**Exercise requirements**
Copy out every line exactly, passing over the pictures.

**Records provided**
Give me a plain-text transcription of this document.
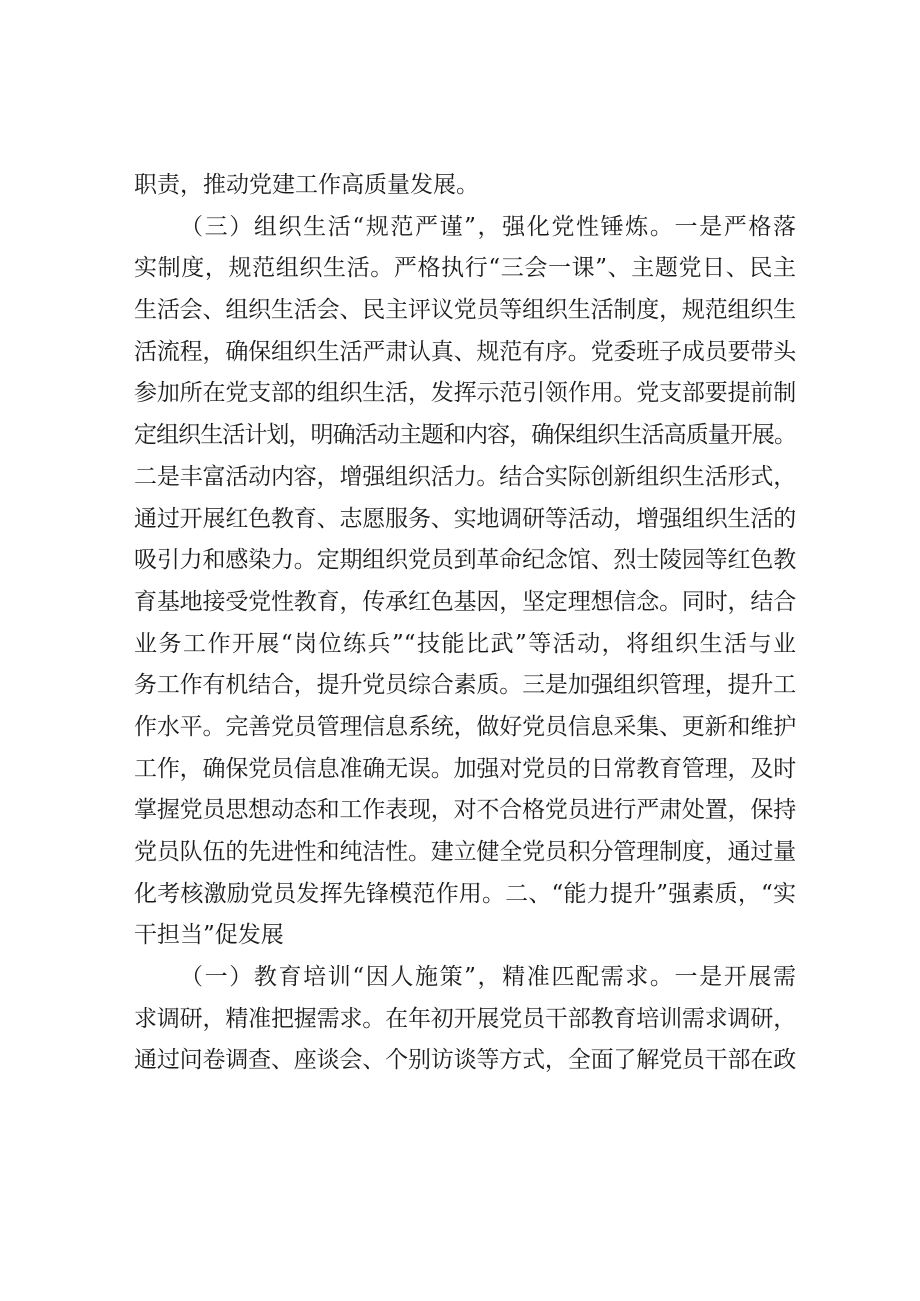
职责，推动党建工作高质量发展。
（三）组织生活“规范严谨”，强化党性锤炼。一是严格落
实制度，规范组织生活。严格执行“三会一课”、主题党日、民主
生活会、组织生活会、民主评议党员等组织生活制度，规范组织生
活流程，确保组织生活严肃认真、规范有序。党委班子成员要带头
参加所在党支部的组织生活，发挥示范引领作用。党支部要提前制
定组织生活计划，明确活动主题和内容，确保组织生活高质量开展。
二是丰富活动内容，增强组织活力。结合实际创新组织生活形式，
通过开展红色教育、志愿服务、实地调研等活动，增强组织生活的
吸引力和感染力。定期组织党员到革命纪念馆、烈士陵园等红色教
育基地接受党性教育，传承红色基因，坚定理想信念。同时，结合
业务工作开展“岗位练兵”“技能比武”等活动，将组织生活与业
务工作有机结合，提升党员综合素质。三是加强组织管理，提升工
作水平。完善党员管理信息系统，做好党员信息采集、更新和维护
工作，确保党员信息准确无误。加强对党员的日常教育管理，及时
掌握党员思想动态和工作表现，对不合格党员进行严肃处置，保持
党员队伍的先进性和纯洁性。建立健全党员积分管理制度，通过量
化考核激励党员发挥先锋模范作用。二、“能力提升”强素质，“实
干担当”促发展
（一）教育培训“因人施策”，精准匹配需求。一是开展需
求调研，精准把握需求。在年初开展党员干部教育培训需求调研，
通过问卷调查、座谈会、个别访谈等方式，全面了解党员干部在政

**Exercise response**
Give me a plain-text transcription of this document.
职责，推动党建工作高质量发展。
（三）组织生活“规范严谨”，强化党性锤炼。一是严格落
实制度，规范组织生活。严格执行“三会一课”、主题党日、民主
生活会、组织生活会、民主评议党员等组织生活制度，规范组织生
活流程，确保组织生活严肃认真、规范有序。党委班子成员要带头
参加所在党支部的组织生活，发挥示范引领作用。党支部要提前制
定组织生活计划，明确活动主题和内容，确保组织生活高质量开展。
二是丰富活动内容，增强组织活力。结合实际创新组织生活形式，
通过开展红色教育、志愿服务、实地调研等活动，增强组织生活的
吸引力和感染力。定期组织党员到革命纪念馆、烈士陵园等红色教
育基地接受党性教育，传承红色基因，坚定理想信念。同时，结合
业务工作开展“岗位练兵”“技能比武”等活动，将组织生活与业
务工作有机结合，提升党员综合素质。三是加强组织管理，提升工
作水平。完善党员管理信息系统，做好党员信息采集、更新和维护
工作，确保党员信息准确无误。加强对党员的日常教育管理，及时
掌握党员思想动态和工作表现，对不合格党员进行严肃处置，保持
党员队伍的先进性和纯洁性。建立健全党员积分管理制度，通过量
化考核激励党员发挥先锋模范作用。二、“能力提升”强素质，“实
干担当”促发展
（一）教育培训“因人施策”，精准匹配需求。一是开展需
求调研，精准把握需求。在年初开展党员干部教育培训需求调研，
通过问卷调查、座谈会、个别访谈等方式，全面了解党员干部在政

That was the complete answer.